All of the entries must be reproduced exactly, with no images carried over.

A run of records:
┌────────

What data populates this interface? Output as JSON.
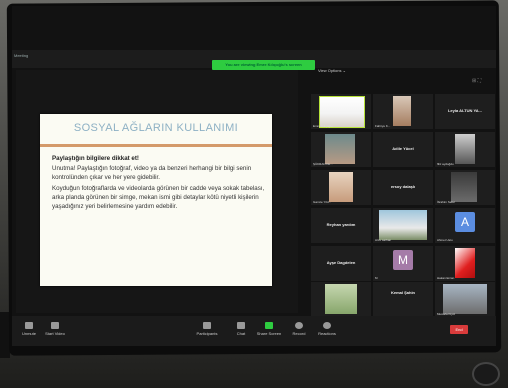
{
  "zoom": {
    "meeting_label": "Meeting",
    "viewing_banner": "You are viewing Emre Kılıçoğlu's screen",
    "view_options": "View Options ⌄"
  },
  "slide": {
    "title": "SOSYAL AĞLARIN KULLANIMI",
    "heading": "Paylaştığın bilgilere dikkat et!",
    "paragraph1": "Unutma! Paylaştığın fotoğraf, video ya da benzeri herhangi bir bilgi senin kontrolünden çıkar ve her yere gidebilir.",
    "paragraph2": "Koyduğun fotoğraflarda ve videolarda görünen bir cadde veya sokak tabelası, arka planda görünen bir simge, mekan ismi gibi detaylar kötü niyetli kişilerin yaşadığınız yeri belirlemesine yardım edebilir."
  },
  "participants": {
    "p1": "Emre Kılıçoğlu",
    "p2": "Fahriye K...",
    "p3": "Leyla ALTUN YA...",
    "p4": "ŞÜKRAN De...",
    "p5": "Adile Yücel",
    "p6": "filiz aydoğdu",
    "p7": "Gamze Yıld...",
    "p8": "ersoy dalaşlı",
    "p9": "İbrahim Sefer",
    "p10": "Reyhan yardım",
    "p11": "Arzu sarhan",
    "p12": "Ahmet Ustu",
    "p13": "Ayşe Dagdelen",
    "p14": "M",
    "p15": "Kemal Şahin",
    "p16": "Hakan Ercan",
    "p17": "Mustafa Kiyol",
    "avatar_m": "M",
    "avatar_a": "A"
  },
  "toolbar": {
    "unmute": "Unmute",
    "start_video": "Start Video",
    "participants": "Participants",
    "participant_count": "27",
    "chat": "Chat",
    "share_screen": "Share Screen",
    "record": "Record",
    "reactions": "Reactions",
    "end": "End"
  },
  "colors": {
    "banner": "#2ecc40",
    "slide_title": "#8db0c4",
    "end_button": "#d93b3b",
    "share_screen": "#2ecc40"
  }
}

└────────

* _Exercise answer_:
What data populates this interface? Output as JSON.
{
  "zoom": {
    "meeting_label": "Meeting",
    "viewing_banner": "You are viewing Emre Kılıçoğlu's screen",
    "view_options": "View Options ⌄"
  },
  "slide": {
    "title": "SOSYAL AĞLARIN KULLANIMI",
    "heading": "Paylaştığın bilgilere dikkat et!",
    "paragraph1": "Unutma! Paylaştığın fotoğraf, video ya da benzeri herhangi bir bilgi senin kontrolünden çıkar ve her yere gidebilir.",
    "paragraph2": "Koyduğun fotoğraflarda ve videolarda görünen bir cadde veya sokak tabelası, arka planda görünen bir simge, mekan ismi gibi detaylar kötü niyetli kişilerin yaşadığınız yeri belirlemesine yardım edebilir."
  },
  "participants": {
    "p1": "Emre Kılıçoğlu",
    "p2": "Fahriye K...",
    "p3": "Leyla ALTUN YA...",
    "p4": "ŞÜKRAN De...",
    "p5": "Adile Yücel",
    "p6": "filiz aydoğdu",
    "p7": "Gamze Yıld...",
    "p8": "ersoy dalaşlı",
    "p9": "İbrahim Sefer",
    "p10": "Reyhan yardım",
    "p11": "Arzu sarhan",
    "p12": "Ahmet Ustu",
    "p13": "Ayşe Dagdelen",
    "p14": "M",
    "p15": "Kemal Şahin",
    "p16": "Hakan Ercan",
    "p17": "Mustafa Kiyol",
    "avatar_m": "M",
    "avatar_a": "A"
  },
  "toolbar": {
    "unmute": "Unmute",
    "start_video": "Start Video",
    "participants": "Participants",
    "participant_count": "27",
    "chat": "Chat",
    "share_screen": "Share Screen",
    "record": "Record",
    "reactions": "Reactions",
    "end": "End"
  },
  "colors": {
    "banner": "#2ecc40",
    "slide_title": "#8db0c4",
    "end_button": "#d93b3b",
    "share_screen": "#2ecc40"
  }
}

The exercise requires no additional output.